Check each line of the records below for the word "color" and copy those where it appears.
======== Stored rows ========
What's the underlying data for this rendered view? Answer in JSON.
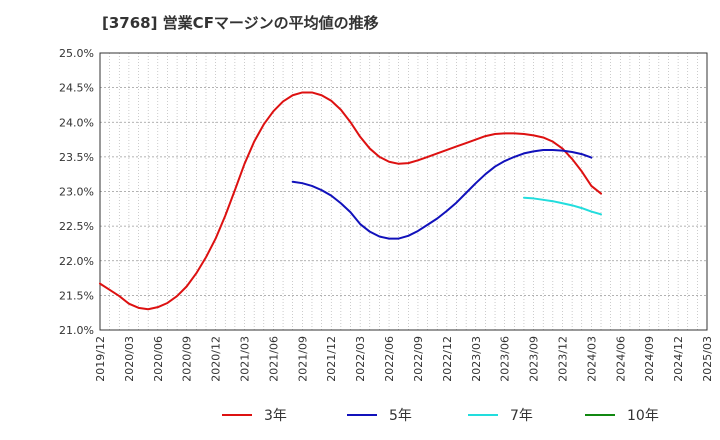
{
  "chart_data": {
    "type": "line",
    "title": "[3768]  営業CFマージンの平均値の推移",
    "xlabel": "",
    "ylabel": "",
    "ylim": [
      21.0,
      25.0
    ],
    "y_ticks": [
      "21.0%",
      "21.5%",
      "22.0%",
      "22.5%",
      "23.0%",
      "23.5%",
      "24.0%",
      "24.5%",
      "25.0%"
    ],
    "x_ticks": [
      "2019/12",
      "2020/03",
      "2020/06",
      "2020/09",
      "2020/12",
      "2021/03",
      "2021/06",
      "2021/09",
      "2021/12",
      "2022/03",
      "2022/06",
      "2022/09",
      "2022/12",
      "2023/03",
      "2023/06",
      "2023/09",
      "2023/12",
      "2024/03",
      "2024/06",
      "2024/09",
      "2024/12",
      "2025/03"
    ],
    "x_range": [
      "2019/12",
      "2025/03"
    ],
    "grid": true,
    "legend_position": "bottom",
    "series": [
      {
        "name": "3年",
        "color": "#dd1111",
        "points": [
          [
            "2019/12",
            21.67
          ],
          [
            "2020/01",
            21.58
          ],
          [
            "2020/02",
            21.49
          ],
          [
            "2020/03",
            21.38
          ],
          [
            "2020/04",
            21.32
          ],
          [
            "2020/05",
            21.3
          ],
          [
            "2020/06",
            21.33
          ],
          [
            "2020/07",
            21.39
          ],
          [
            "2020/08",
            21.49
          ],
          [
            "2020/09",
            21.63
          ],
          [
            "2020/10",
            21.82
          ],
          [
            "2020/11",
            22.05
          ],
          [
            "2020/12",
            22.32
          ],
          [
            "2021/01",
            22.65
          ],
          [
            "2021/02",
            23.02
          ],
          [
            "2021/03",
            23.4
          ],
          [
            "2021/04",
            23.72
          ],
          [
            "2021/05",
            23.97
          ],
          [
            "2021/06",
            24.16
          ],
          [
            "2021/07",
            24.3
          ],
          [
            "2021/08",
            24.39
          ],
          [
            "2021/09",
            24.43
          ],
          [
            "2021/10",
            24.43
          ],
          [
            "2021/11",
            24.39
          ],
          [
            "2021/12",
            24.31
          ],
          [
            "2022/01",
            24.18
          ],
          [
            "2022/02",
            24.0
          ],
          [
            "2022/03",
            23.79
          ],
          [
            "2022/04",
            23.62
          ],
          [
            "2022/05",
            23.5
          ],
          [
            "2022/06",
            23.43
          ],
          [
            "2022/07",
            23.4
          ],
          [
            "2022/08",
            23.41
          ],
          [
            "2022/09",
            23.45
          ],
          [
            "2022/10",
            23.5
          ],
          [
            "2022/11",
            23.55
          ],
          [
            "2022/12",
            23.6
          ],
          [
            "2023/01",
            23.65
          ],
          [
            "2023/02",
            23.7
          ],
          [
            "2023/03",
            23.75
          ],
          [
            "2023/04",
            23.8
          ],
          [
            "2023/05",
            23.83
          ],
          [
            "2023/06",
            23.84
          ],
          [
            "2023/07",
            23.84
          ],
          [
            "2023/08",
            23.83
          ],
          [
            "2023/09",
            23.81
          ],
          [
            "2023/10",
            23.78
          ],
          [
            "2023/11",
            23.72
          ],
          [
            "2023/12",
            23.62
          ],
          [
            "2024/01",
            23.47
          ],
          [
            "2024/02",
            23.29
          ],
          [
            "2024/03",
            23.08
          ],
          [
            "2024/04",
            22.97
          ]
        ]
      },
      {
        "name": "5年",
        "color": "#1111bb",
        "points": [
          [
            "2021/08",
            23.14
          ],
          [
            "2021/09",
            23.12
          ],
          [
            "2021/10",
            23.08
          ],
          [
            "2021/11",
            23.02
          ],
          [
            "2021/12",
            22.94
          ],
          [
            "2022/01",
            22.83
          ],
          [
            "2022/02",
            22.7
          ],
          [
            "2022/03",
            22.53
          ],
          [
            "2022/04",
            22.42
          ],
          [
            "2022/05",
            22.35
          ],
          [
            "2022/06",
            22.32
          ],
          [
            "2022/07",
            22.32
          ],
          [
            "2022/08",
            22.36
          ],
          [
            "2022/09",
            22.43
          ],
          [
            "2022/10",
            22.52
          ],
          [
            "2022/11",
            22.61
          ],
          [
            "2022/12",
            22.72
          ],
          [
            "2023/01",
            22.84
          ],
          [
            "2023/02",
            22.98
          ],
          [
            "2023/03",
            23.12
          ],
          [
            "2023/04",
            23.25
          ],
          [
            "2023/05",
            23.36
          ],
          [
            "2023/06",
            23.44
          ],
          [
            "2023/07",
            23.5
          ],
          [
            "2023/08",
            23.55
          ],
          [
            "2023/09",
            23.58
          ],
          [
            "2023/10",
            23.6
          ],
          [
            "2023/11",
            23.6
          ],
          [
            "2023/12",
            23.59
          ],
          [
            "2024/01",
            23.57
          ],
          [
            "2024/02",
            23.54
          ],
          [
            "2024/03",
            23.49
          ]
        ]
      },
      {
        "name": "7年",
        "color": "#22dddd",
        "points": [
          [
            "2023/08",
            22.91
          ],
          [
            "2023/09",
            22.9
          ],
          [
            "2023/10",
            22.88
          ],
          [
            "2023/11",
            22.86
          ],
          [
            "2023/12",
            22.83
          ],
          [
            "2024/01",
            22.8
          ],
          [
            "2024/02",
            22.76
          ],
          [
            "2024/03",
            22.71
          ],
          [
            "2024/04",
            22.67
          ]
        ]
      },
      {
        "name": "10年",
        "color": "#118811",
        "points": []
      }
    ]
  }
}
========
» **Full answer**:
        "color": "#dd1111",
        "color": "#1111bb",
        "color": "#22dddd",
        "color": "#118811",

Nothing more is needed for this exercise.